## Exercise instructions
Copy every entry exactly as it stands, though any image it holds should stay out of the copy.

## Data provided
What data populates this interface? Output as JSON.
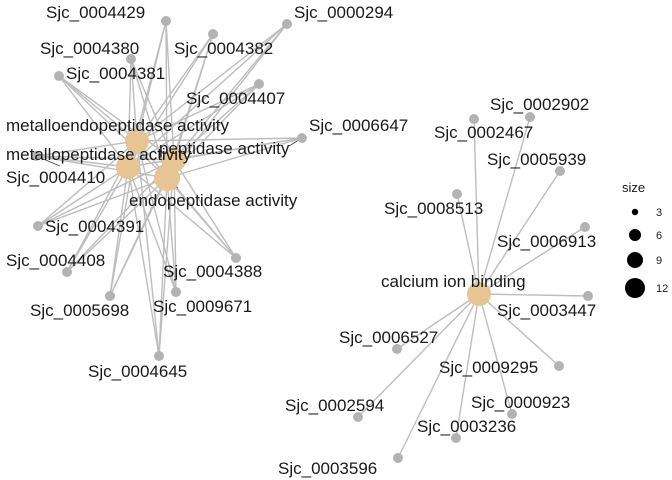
{
  "colors": {
    "gene": "#b3b3b3",
    "term": "#e6c494",
    "edge": "#bdbdbd",
    "legend_dot": "#000000"
  },
  "terms": {
    "metalloendopeptidase": "metalloendopeptidase activity",
    "metallopeptidase": "metallopeptidase activity",
    "peptidase": "peptidase activity",
    "endopeptidase": "endopeptidase activity",
    "calcium": "calcium ion binding"
  },
  "genes": {
    "g4429": "Sjc_0004429",
    "g0294": "Sjc_0000294",
    "g4380": "Sjc_0004380",
    "g4382": "Sjc_0004382",
    "g4381": "Sjc_0004381",
    "g4407": "Sjc_0004407",
    "g6647": "Sjc_0006647",
    "g4410": "Sjc_0004410",
    "g4391": "Sjc_0004391",
    "g4408": "Sjc_0004408",
    "g4388": "Sjc_0004388",
    "g5698": "Sjc_0005698",
    "g9671": "Sjc_0009671",
    "g4645": "Sjc_0004645",
    "g2902": "Sjc_0002902",
    "g2467": "Sjc_0002467",
    "g5939": "Sjc_0005939",
    "g8513": "Sjc_0008513",
    "g6913": "Sjc_0006913",
    "g3447": "Sjc_0003447",
    "g6527": "Sjc_0006527",
    "g9295": "Sjc_0009295",
    "g0923": "Sjc_0000923",
    "g2594": "Sjc_0002594",
    "g3236": "Sjc_0003236",
    "g3596": "Sjc_0003596"
  },
  "legend": {
    "title": "size",
    "items": [
      {
        "label": "3",
        "value": 3
      },
      {
        "label": "6",
        "value": 6
      },
      {
        "label": "9",
        "value": 9
      },
      {
        "label": "12",
        "value": 12
      }
    ]
  }
}
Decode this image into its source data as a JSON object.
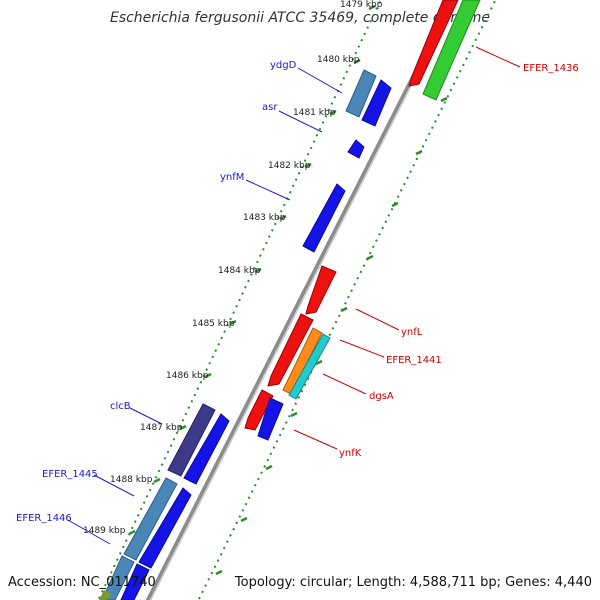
{
  "title": "Escherichia fergusonii ATCC 35469, complete genome",
  "footer": {
    "accession": "Accession: NC_011740",
    "summary": "Topology: circular; Length: 4,588,711 bp; Genes: 4,440"
  },
  "colors": {
    "backbone": "#8c8c8c",
    "tick": "#2e8b2e",
    "left_label": "#1a1acc",
    "right_label": "#cc0000"
  },
  "ticks": [
    "1479 kbp",
    "1480 kbp",
    "1481 kbp",
    "1482 kbp",
    "1483 kbp",
    "1484 kbp",
    "1485 kbp",
    "1486 kbp",
    "1487 kbp",
    "1488 kbp",
    "1489 kbp"
  ],
  "genes_left": [
    {
      "label": "ydgD",
      "color": "#4a86b8"
    },
    {
      "label": "asr",
      "color": "#1414e6"
    },
    {
      "label": "ynfM",
      "color": "#1414e6"
    },
    {
      "label": "clcB",
      "color": "#3d3a8a"
    },
    {
      "label": "EFER_1445",
      "color": "#4a86b8"
    },
    {
      "label": "EFER_1446",
      "color": "#4a86b8"
    }
  ],
  "genes_right": [
    {
      "label": "EFER_1436",
      "color": "#33cc33"
    },
    {
      "label": "ynfL",
      "color": "#ee1111"
    },
    {
      "label": "EFER_1441",
      "color": "#ee1111"
    },
    {
      "label": "dgsA",
      "color": "#ff8c1a"
    },
    {
      "label": "ynfK",
      "color": "#1414e6"
    }
  ]
}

## Solution for this problem
What data populates this interface? Output as JSON.
{
  "colors": {
    "gene": "#b3b3b3",
    "term": "#e6c494",
    "edge": "#bdbdbd",
    "legend_dot": "#000000"
  },
  "terms": {
    "metalloendopeptidase": "metalloendopeptidase activity",
    "metallopeptidase": "metallopeptidase activity",
    "peptidase": "peptidase activity",
    "endopeptidase": "endopeptidase activity",
    "calcium": "calcium ion binding"
  },
  "genes": {
    "g4429": "Sjc_0004429",
    "g0294": "Sjc_0000294",
    "g4380": "Sjc_0004380",
    "g4382": "Sjc_0004382",
    "g4381": "Sjc_0004381",
    "g4407": "Sjc_0004407",
    "g6647": "Sjc_0006647",
    "g4410": "Sjc_0004410",
    "g4391": "Sjc_0004391",
    "g4408": "Sjc_0004408",
    "g4388": "Sjc_0004388",
    "g5698": "Sjc_0005698",
    "g9671": "Sjc_0009671",
    "g4645": "Sjc_0004645",
    "g2902": "Sjc_0002902",
    "g2467": "Sjc_0002467",
    "g5939": "Sjc_0005939",
    "g8513": "Sjc_0008513",
    "g6913": "Sjc_0006913",
    "g3447": "Sjc_0003447",
    "g6527": "Sjc_0006527",
    "g9295": "Sjc_0009295",
    "g0923": "Sjc_0000923",
    "g2594": "Sjc_0002594",
    "g3236": "Sjc_0003236",
    "g3596": "Sjc_0003596"
  },
  "legend": {
    "title": "size",
    "items": [
      {
        "label": "3",
        "value": 3
      },
      {
        "label": "6",
        "value": 6
      },
      {
        "label": "9",
        "value": 9
      },
      {
        "label": "12",
        "value": 12
      }
    ]
  }
}
Decode this image into its source data as a JSON object.
{
  "title": "Escherichia fergusonii ATCC 35469, complete genome",
  "footer": {
    "accession": "Accession: NC_011740",
    "summary": "Topology: circular; Length: 4,588,711 bp; Genes: 4,440"
  },
  "colors": {
    "backbone": "#8c8c8c",
    "tick": "#2e8b2e",
    "left_label": "#1a1acc",
    "right_label": "#cc0000"
  },
  "ticks": [
    "1479 kbp",
    "1480 kbp",
    "1481 kbp",
    "1482 kbp",
    "1483 kbp",
    "1484 kbp",
    "1485 kbp",
    "1486 kbp",
    "1487 kbp",
    "1488 kbp",
    "1489 kbp"
  ],
  "genes_left": [
    {
      "label": "ydgD",
      "color": "#4a86b8"
    },
    {
      "label": "asr",
      "color": "#1414e6"
    },
    {
      "label": "ynfM",
      "color": "#1414e6"
    },
    {
      "label": "clcB",
      "color": "#3d3a8a"
    },
    {
      "label": "EFER_1445",
      "color": "#4a86b8"
    },
    {
      "label": "EFER_1446",
      "color": "#4a86b8"
    }
  ],
  "genes_right": [
    {
      "label": "EFER_1436",
      "color": "#33cc33"
    },
    {
      "label": "ynfL",
      "color": "#ee1111"
    },
    {
      "label": "EFER_1441",
      "color": "#ee1111"
    },
    {
      "label": "dgsA",
      "color": "#ff8c1a"
    },
    {
      "label": "ynfK",
      "color": "#1414e6"
    }
  ]
}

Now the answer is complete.